Task objective ->
Identify the lines that include the word "detections", then copy all of them.

Given entries ->
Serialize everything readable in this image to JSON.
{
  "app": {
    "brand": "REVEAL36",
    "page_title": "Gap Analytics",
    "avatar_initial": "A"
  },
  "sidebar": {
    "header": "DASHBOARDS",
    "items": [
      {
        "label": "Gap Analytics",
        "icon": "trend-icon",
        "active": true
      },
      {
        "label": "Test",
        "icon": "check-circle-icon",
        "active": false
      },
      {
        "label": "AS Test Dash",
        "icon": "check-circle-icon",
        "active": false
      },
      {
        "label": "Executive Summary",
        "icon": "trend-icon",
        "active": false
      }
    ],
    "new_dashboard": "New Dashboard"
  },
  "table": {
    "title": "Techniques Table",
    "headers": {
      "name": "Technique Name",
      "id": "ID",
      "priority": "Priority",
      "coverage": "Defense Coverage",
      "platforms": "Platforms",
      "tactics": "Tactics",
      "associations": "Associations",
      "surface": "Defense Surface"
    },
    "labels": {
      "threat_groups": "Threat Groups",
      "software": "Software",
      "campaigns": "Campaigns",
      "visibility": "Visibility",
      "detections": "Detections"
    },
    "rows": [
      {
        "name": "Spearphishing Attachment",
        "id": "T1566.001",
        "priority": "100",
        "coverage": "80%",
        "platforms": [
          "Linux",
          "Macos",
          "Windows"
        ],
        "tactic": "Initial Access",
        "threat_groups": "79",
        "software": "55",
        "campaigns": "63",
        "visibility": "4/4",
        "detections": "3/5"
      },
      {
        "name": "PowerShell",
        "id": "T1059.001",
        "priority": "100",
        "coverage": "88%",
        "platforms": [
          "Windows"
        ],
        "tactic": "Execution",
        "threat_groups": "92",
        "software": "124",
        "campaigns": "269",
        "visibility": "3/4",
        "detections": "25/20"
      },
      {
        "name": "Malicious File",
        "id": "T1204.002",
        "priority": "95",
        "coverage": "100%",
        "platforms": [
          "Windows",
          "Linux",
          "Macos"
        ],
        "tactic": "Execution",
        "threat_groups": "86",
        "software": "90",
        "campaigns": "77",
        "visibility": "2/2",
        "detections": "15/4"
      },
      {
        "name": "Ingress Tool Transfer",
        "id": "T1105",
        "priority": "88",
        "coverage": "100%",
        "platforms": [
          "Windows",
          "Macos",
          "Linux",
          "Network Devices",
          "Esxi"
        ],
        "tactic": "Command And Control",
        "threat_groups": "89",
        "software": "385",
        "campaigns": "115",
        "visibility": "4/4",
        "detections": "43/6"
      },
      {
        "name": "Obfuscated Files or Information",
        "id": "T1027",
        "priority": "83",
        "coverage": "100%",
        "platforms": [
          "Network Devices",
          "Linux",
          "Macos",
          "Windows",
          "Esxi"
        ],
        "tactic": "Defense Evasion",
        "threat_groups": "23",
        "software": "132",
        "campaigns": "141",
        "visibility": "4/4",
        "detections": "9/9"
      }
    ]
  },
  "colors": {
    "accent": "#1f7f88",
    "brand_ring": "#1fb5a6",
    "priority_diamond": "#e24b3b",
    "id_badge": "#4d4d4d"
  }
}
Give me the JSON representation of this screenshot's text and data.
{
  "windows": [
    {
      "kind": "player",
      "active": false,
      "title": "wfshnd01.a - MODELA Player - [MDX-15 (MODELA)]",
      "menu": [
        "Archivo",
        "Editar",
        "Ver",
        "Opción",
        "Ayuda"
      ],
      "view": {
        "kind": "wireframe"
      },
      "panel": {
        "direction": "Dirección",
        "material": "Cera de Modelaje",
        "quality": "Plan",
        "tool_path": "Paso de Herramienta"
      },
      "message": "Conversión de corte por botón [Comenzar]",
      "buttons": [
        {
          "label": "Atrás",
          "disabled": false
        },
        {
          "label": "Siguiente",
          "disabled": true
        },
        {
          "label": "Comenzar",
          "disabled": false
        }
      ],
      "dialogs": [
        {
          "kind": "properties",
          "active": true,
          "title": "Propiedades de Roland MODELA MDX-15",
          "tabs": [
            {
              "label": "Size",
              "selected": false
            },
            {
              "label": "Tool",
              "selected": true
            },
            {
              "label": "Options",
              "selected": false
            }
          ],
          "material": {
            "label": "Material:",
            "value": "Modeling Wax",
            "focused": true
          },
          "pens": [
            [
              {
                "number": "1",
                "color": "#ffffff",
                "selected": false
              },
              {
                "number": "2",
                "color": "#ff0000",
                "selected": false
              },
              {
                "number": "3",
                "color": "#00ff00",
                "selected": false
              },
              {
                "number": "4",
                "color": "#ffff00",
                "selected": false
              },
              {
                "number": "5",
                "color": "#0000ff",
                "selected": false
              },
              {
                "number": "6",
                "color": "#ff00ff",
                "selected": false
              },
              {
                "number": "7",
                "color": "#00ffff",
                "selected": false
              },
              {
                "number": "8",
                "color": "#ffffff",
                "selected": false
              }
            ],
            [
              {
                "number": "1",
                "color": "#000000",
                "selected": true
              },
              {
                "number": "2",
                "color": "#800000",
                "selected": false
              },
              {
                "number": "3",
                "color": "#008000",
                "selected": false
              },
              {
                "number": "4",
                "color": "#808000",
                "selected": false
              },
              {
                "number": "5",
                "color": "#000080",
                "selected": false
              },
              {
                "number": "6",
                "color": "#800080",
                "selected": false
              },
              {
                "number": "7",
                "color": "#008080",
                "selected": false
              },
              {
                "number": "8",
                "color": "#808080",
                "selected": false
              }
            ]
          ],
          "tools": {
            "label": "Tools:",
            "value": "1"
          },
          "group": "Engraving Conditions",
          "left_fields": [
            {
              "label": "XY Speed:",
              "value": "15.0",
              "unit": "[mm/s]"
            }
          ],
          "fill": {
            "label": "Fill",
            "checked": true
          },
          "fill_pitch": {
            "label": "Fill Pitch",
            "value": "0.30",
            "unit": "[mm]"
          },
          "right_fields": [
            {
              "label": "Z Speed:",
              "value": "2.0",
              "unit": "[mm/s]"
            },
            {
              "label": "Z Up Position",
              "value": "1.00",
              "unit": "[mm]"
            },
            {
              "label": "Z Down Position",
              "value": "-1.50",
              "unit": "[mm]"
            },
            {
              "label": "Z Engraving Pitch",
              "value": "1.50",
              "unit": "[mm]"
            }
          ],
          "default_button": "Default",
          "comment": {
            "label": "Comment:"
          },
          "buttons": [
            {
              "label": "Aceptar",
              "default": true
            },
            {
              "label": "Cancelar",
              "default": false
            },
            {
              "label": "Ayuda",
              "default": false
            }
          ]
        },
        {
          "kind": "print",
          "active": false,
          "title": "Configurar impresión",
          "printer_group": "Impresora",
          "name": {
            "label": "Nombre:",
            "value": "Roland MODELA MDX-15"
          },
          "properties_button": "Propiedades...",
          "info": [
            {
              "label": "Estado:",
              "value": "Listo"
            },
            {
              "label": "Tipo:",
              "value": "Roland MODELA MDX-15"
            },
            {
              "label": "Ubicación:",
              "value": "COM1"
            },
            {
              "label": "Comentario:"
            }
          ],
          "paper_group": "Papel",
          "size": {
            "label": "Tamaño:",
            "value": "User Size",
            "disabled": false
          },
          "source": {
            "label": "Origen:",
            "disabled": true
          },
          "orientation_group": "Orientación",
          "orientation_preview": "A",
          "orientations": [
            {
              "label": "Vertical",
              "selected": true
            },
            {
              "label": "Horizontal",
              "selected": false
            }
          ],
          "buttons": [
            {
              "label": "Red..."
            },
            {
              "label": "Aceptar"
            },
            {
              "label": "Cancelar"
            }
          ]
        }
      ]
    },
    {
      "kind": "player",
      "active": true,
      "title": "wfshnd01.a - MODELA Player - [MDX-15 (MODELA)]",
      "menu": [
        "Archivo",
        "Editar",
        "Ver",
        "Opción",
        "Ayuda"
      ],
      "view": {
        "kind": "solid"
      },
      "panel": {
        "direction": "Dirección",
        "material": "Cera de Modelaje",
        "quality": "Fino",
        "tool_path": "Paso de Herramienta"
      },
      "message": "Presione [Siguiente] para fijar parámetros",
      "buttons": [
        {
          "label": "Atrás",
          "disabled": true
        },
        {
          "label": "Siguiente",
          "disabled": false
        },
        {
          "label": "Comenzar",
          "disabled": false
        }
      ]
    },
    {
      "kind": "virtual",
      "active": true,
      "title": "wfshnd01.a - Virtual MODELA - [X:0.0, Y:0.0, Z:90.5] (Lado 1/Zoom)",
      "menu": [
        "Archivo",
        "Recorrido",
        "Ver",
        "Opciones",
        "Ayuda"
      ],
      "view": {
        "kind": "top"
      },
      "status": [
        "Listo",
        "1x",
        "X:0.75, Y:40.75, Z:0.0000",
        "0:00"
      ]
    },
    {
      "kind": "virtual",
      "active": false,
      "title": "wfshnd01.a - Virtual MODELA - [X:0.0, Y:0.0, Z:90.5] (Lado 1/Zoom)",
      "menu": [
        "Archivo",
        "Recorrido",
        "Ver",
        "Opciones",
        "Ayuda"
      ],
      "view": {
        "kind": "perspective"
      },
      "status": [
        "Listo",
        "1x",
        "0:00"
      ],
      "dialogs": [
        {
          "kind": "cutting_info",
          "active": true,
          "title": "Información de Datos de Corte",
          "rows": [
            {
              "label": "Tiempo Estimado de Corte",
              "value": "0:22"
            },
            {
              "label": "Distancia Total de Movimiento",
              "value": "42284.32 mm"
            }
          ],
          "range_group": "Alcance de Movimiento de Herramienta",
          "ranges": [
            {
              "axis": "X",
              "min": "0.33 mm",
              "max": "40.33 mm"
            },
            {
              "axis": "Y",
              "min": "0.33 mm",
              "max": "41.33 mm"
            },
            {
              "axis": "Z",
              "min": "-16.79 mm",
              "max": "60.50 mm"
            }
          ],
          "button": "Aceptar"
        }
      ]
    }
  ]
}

Result for this task ->
      "detections": "Detections"
        "detections": "3/5"
        "detections": "25/20"
        "detections": "15/4"
        "detections": "43/6"
        "detections": "9/9"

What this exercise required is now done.